-- start Input for this task --

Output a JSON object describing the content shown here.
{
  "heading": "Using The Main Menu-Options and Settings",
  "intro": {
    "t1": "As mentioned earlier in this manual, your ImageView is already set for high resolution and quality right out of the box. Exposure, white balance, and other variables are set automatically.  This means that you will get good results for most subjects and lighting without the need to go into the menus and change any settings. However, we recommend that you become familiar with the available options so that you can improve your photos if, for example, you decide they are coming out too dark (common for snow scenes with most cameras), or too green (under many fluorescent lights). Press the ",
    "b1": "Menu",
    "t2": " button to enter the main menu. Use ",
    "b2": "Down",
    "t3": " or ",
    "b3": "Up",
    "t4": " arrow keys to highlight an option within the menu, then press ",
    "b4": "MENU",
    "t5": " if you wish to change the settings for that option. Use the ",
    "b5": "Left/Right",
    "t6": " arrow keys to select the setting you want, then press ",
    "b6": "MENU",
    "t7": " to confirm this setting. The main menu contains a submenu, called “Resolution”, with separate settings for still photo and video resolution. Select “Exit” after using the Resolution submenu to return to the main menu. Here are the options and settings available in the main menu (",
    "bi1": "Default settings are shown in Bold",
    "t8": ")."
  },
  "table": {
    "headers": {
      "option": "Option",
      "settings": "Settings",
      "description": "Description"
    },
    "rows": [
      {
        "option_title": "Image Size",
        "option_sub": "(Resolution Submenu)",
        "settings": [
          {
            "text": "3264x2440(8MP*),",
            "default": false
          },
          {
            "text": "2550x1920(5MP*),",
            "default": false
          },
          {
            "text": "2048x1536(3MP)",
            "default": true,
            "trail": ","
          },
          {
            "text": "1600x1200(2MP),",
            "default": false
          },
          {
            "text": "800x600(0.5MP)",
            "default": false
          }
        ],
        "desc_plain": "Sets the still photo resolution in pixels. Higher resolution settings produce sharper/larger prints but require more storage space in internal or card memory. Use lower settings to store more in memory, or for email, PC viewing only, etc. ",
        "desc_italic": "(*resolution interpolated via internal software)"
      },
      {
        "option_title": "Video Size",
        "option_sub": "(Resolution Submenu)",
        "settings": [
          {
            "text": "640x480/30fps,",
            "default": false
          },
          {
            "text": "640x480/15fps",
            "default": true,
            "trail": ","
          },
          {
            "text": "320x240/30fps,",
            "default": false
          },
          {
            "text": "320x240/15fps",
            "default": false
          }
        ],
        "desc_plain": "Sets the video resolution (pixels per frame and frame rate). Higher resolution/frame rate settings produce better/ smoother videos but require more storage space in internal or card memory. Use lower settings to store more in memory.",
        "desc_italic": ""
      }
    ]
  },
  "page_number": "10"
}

-- end Input for this task --

#### [Requirement]
Output the entries verbatim.

#### [The answer]
Output a JSON object describing the content shown here.
{
  "heading": "Using The Main Menu-Options and Settings",
  "intro": {
    "t1": "As mentioned earlier in this manual, your ImageView is already set for high resolution and quality right out of the box. Exposure, white balance, and other variables are set automatically.  This means that you will get good results for most subjects and lighting without the need to go into the menus and change any settings. However, we recommend that you become familiar with the available options so that you can improve your photos if, for example, you decide they are coming out too dark (common for snow scenes with most cameras), or too green (under many fluorescent lights). Press the ",
    "b1": "Menu",
    "t2": " button to enter the main menu. Use ",
    "b2": "Down",
    "t3": " or ",
    "b3": "Up",
    "t4": " arrow keys to highlight an option within the menu, then press ",
    "b4": "MENU",
    "t5": " if you wish to change the settings for that option. Use the ",
    "b5": "Left/Right",
    "t6": " arrow keys to select the setting you want, then press ",
    "b6": "MENU",
    "t7": " to confirm this setting. The main menu contains a submenu, called “Resolution”, with separate settings for still photo and video resolution. Select “Exit” after using the Resolution submenu to return to the main menu. Here are the options and settings available in the main menu (",
    "bi1": "Default settings are shown in Bold",
    "t8": ")."
  },
  "table": {
    "headers": {
      "option": "Option",
      "settings": "Settings",
      "description": "Description"
    },
    "rows": [
      {
        "option_title": "Image Size",
        "option_sub": "(Resolution Submenu)",
        "settings": [
          {
            "text": "3264x2440(8MP*),",
            "default": false
          },
          {
            "text": "2550x1920(5MP*),",
            "default": false
          },
          {
            "text": "2048x1536(3MP)",
            "default": true,
            "trail": ","
          },
          {
            "text": "1600x1200(2MP),",
            "default": false
          },
          {
            "text": "800x600(0.5MP)",
            "default": false
          }
        ],
        "desc_plain": "Sets the still photo resolution in pixels. Higher resolution settings produce sharper/larger prints but require more storage space in internal or card memory. Use lower settings to store more in memory, or for email, PC viewing only, etc. ",
        "desc_italic": "(*resolution interpolated via internal software)"
      },
      {
        "option_title": "Video Size",
        "option_sub": "(Resolution Submenu)",
        "settings": [
          {
            "text": "640x480/30fps,",
            "default": false
          },
          {
            "text": "640x480/15fps",
            "default": true,
            "trail": ","
          },
          {
            "text": "320x240/30fps,",
            "default": false
          },
          {
            "text": "320x240/15fps",
            "default": false
          }
        ],
        "desc_plain": "Sets the video resolution (pixels per frame and frame rate). Higher resolution/frame rate settings produce better/ smoother videos but require more storage space in internal or card memory. Use lower settings to store more in memory.",
        "desc_italic": ""
      }
    ]
  },
  "page_number": "10"
}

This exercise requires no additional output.